-------- EXTRACTO DEL TEXTO --------

Para evitar problemas, el cónsul general de España en Francia, Bernardo Rolland, decidió actuar de otra manera, comunicando a Madrid su labor de auxilio sobre unos 2.000 sefarditas inscritos en su consulado. Ante el intento alemán de aplicar las medidas antisemitas a los sefarditas, Rolland replicó que en España no existía legislación que estableciera diferencia de raza, aunque Madrid respondió en un tono más suave que, quizá, facilitó que en diciembre de 1940 los alemanes se mostraran dispuestos a acoger favorablemente los casos que interesaban a sus aliados españoles. Sin embargo, en enero de 1941, Bernardo envió un comunicado a sus superiores señalando que las autoridades de ocupación se negaban a hacer distinciones con los sefarditas, lo que provocó una queja oficial de Madrid. Ante el aumento de medidas represivas, los sefarditas remitieron a Franco un escrito solicitando, el 13 de marzo, entre otras cuestiones, su reintegración a España.

La postura oficial del Gobierno franquista fue, en primer lugar, no obstaculizar el pase de judíos con visado por España

Madrid ordenó constituir en el consulado una comisión encargada de informar sobre los judíos en Francia y aconsejó adoptar una postura flexible con los alemanes, logrando de éstos el privilegio de que hubiera administradores españoles de bienes sefarditas, mientras no se permitiera su entrada en España. La postura oficial del Gobierno franquista fue, en primer lugar, no obstaculizar el pase de judíos con visado por España, siempre y cuando no se quedasen en el país, para evitar problemas de orden público. Por ello, en los años siguientes, cuando grupos de sefarditas enviaron cartas al Gobierno español insistieron en demostrar que eran «gente de orden», trabajadores y pacíficos. Aquellos que atravesaban la frontera ilegalmente eran internados en el campo de concentración de Miranda de Ebro, desde donde eran evacuados a otros países gracias al Joint Distribution Committe, una organización judía norteamericana que Franco toleró que se instalara en Barcelona, bajo la tapadera de una sucursal de la Cruz Roja portuguesa. En segundo lugar, conceder permiso de entrada a España a todos los sefarditas que cumpliesen estrictamente la ley Primo de Rivera: unos 4.000 en Europa. Y, en tercero, aquellos que no pudieran presentar toda acreditación como sefarditas, se les otorgaría papeles oficiales suficientes para salvaguardar su posición, pero sin adquirir con ello el derecho a ser admitidos en España, que no era un muro racial, pues ese año se fundó la Escuela de Estudios Hebraicos, adscrita al CSIC, que comenzó a editar la revista Sefarad, aunque siempre distinguiendo a los judíos sefardíes de los askenazíes.

--------

TAREAS A REALIZAR ::
(1) Indica si cada afirmación concuerda con el texto sobre los sefarditas en Francia, respondiendo sí o no y citando literalmente las palabras del texto que lo deciden. (a) Bernardo Rolland informó a Madrid de su labor de auxilio a unos 2.000 sefarditas inscritos en su consulado. (b) Quienes cruzaban la frontera ilegalmente eran internados en un campo de Barcelona. (c) El Joint Distribution Committe era una organización portuguesa.
(2) Retoma el texto sobre los sefarditas en Francia y continúalo a partir de su última frase.

-------- EXTRACTO DE DATOS --------

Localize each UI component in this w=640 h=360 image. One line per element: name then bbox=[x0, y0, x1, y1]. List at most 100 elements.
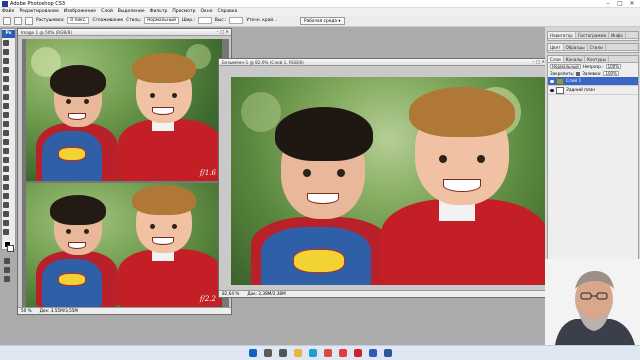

--------

RESULTADOS POR TAREA ::
(1)
(a) Sí: «comunicando a Madrid su labor de auxilio sobre unos 2.000 sefarditas inscritos en su consulado».
(b) No: «eran internados en el campo de concentración de Miranda de Ebro».
(c) No: «una organización judía norteamericana».

(2)
Permisos de trabajo

En Rumanía, paralelamente, el embajador José Rojas Moreno logró que el general Antonescu aceptara revocar decretos de expulsión contra un grupo de sefarditas y prometiera que no se repetiría con ningún ciudadano español, a menos que estuviera implicado en atentados. En 1942 volvió a insistir en que Bucarest reconociera los derechos de los sefarditas, tildados como ciudadanos españoles, puesto que los rumanos eran tratados en pie de igualdad con los españoles en su país. Rojas consiguió que los miembros de la colonia española –107 sefarditas– tuvieran permiso de trabajo para seguir realizando sus actividades profesionales; permiso para disponer de sus bienes y exención de un impuesto extraordinario a hebreos residentes en territorio rumano.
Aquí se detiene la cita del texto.